==== Entries provided ====

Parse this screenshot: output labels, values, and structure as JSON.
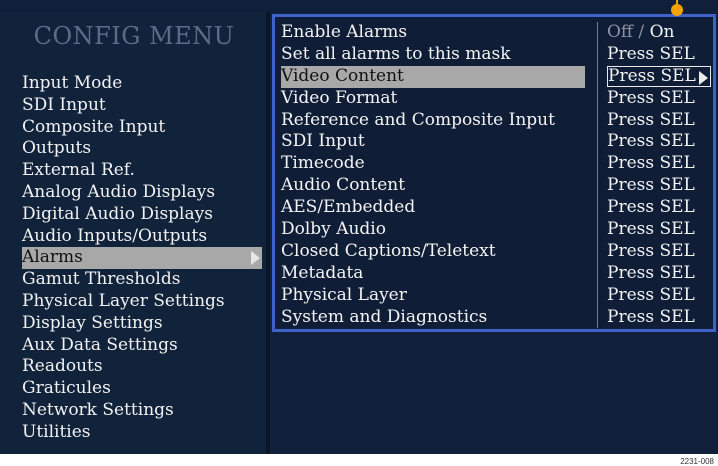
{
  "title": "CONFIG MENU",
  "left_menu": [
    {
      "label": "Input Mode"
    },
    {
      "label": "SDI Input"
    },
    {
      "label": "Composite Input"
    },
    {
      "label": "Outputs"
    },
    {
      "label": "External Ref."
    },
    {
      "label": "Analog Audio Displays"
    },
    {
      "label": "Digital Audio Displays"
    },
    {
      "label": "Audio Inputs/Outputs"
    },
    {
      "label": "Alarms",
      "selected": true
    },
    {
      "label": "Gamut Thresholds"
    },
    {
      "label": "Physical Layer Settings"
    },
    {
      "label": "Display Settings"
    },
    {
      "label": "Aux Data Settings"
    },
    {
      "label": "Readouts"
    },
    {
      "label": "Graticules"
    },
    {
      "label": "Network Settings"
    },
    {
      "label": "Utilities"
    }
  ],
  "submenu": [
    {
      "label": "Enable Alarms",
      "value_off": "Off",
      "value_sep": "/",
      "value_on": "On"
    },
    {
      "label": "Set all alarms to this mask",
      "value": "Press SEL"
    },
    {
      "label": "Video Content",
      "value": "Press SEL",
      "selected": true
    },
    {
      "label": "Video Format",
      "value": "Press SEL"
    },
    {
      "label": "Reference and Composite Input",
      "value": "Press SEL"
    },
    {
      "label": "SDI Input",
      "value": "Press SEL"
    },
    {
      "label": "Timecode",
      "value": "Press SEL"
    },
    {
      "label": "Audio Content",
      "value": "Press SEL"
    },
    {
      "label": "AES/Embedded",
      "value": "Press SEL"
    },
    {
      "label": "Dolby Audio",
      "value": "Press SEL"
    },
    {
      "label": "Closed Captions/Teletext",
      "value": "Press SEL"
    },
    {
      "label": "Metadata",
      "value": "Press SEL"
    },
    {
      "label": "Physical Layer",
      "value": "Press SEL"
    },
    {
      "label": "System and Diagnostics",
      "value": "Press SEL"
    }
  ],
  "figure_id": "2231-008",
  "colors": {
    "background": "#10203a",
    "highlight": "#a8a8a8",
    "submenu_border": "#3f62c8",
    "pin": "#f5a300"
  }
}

====
==== Entries provided ====

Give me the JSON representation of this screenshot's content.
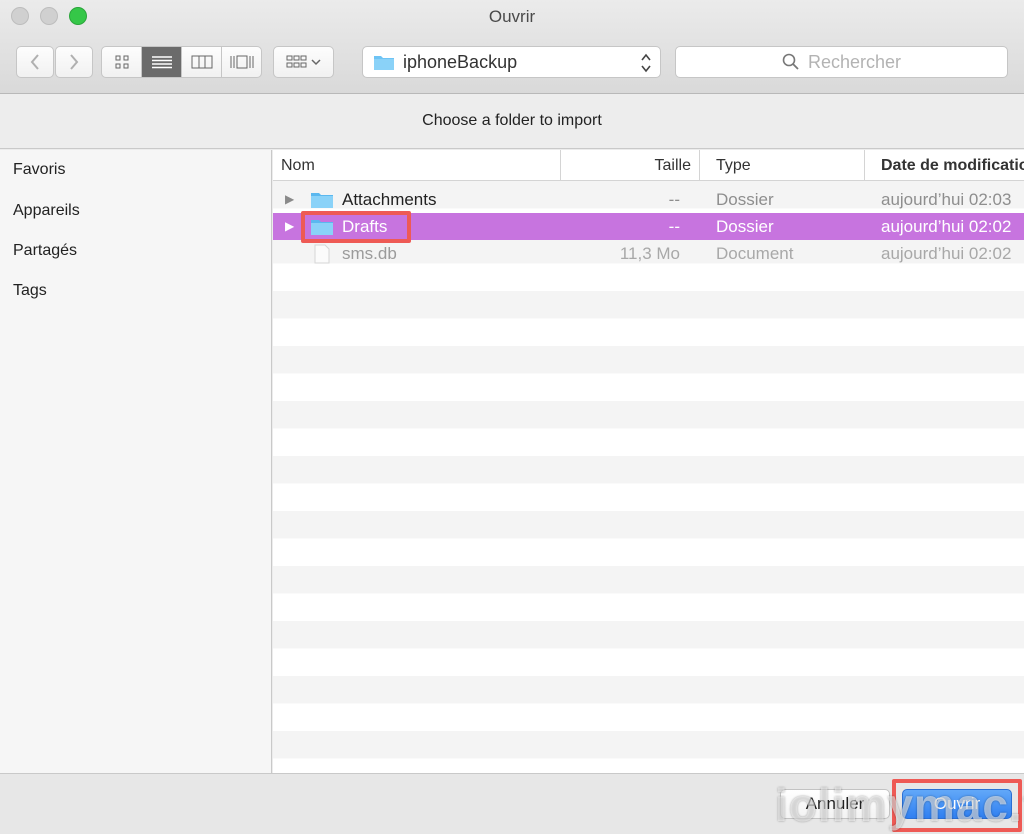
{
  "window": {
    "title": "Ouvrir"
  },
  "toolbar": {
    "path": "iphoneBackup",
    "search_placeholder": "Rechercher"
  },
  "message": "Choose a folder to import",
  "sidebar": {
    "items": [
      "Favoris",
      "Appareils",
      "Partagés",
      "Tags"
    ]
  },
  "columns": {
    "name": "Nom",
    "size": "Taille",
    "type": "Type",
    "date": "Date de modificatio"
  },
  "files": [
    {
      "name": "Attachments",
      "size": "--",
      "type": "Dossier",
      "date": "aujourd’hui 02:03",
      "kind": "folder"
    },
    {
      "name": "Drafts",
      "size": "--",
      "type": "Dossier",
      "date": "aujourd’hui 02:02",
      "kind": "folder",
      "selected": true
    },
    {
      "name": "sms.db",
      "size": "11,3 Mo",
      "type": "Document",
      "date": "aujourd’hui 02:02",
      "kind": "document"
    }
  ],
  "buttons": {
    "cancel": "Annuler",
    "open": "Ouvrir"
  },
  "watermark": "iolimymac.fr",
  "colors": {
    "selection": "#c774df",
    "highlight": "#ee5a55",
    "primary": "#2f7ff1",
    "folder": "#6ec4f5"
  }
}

====
==== Entries provided ====

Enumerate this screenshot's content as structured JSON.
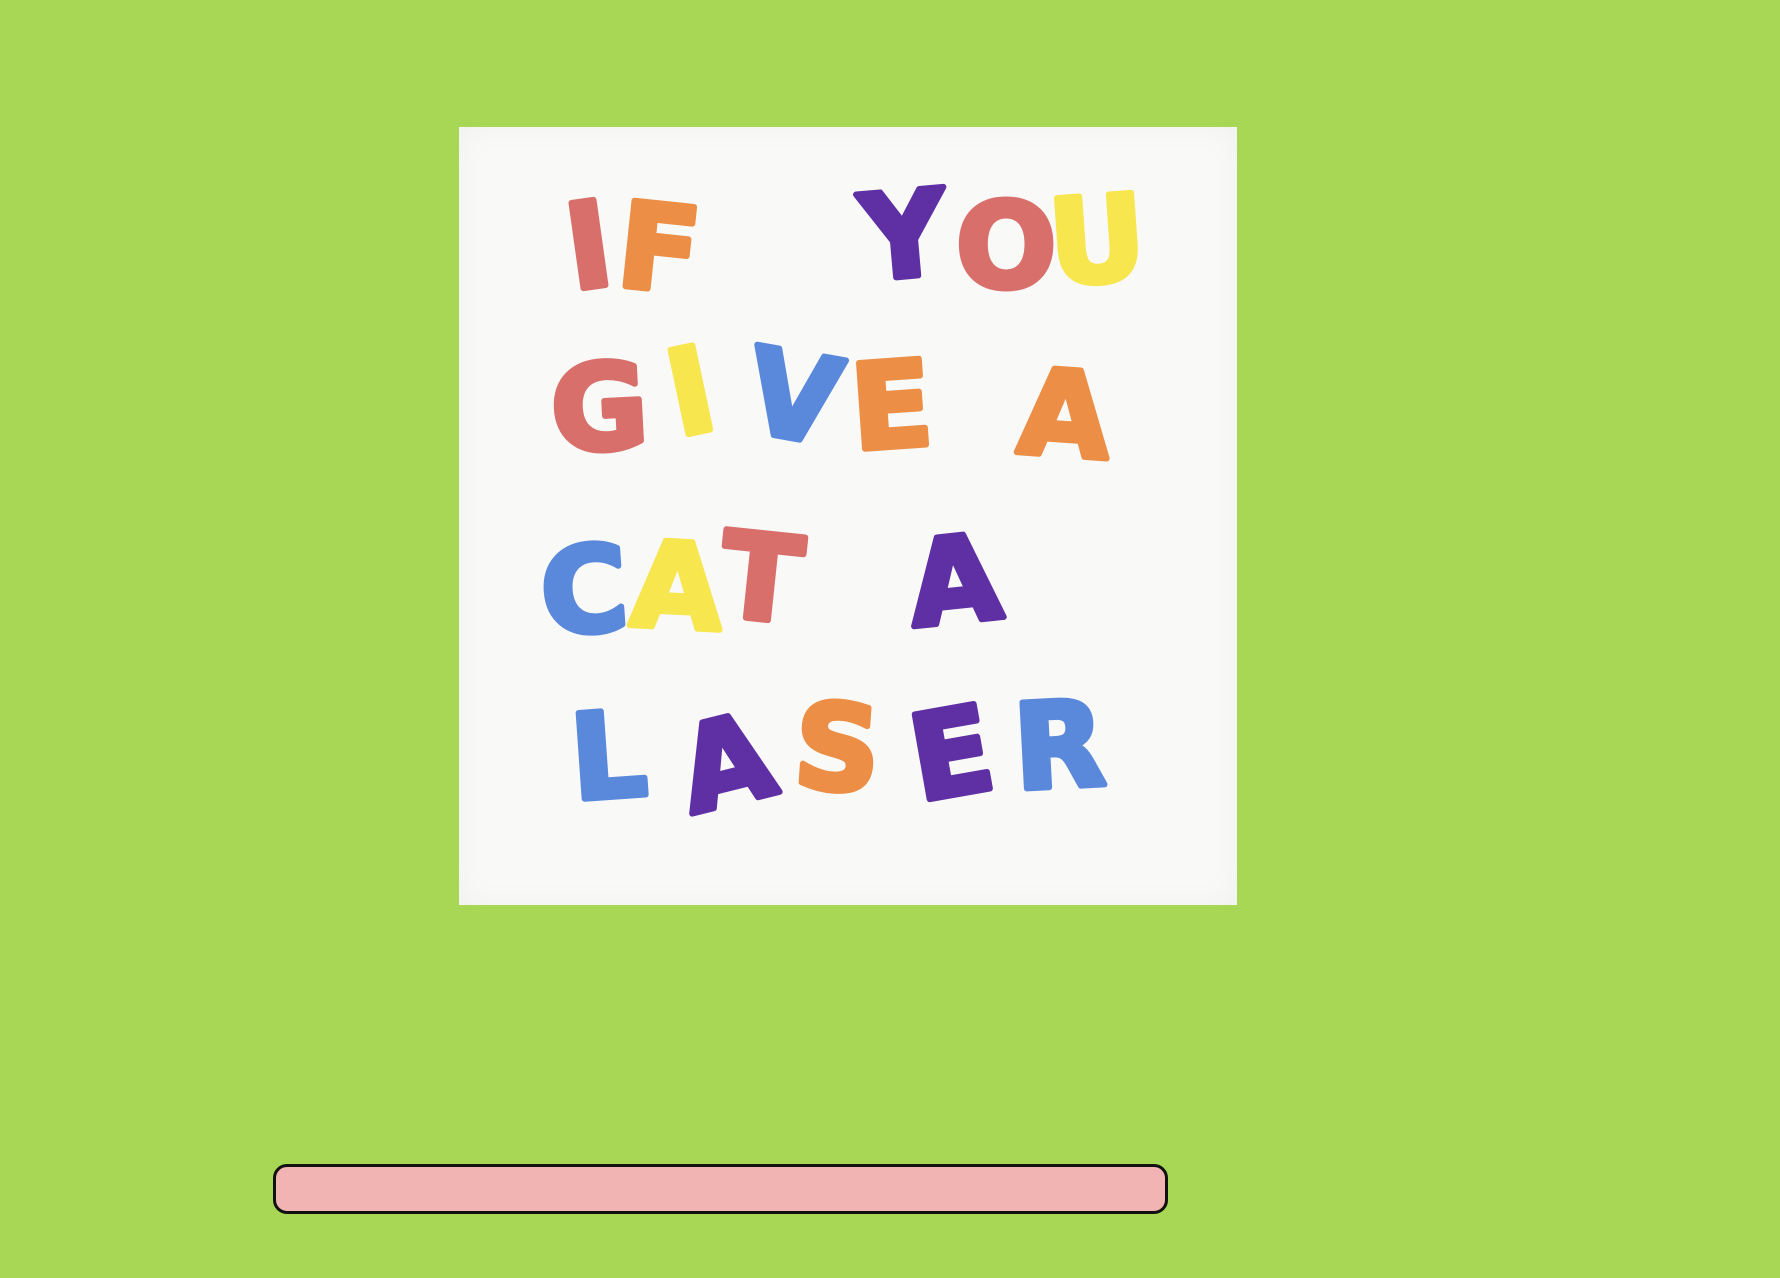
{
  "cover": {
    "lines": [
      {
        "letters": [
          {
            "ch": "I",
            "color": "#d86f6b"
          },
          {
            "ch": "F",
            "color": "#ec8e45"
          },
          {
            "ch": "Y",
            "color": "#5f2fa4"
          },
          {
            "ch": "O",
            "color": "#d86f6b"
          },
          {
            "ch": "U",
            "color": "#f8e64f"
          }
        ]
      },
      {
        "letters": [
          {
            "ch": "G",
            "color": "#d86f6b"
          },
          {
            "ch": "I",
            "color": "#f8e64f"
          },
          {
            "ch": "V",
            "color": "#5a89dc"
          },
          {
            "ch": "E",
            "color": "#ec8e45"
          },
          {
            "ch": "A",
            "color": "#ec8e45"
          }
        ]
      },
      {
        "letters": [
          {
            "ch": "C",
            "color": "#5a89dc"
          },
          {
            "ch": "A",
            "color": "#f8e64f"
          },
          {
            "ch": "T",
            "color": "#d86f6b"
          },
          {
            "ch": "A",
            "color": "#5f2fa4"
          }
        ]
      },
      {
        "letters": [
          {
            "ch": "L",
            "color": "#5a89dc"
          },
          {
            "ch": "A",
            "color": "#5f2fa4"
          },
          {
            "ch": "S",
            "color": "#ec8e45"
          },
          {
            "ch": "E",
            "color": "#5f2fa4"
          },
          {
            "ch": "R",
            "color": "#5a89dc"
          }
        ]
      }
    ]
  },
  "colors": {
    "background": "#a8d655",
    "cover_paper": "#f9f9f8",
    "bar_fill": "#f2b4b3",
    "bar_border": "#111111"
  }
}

====

*Problem statement:*
Reproduce every line from the entries that holds the word "Displays".

*Finished answer:*
      "label": "Analog Audio Displays"
      "label": "Digital Audio Displays"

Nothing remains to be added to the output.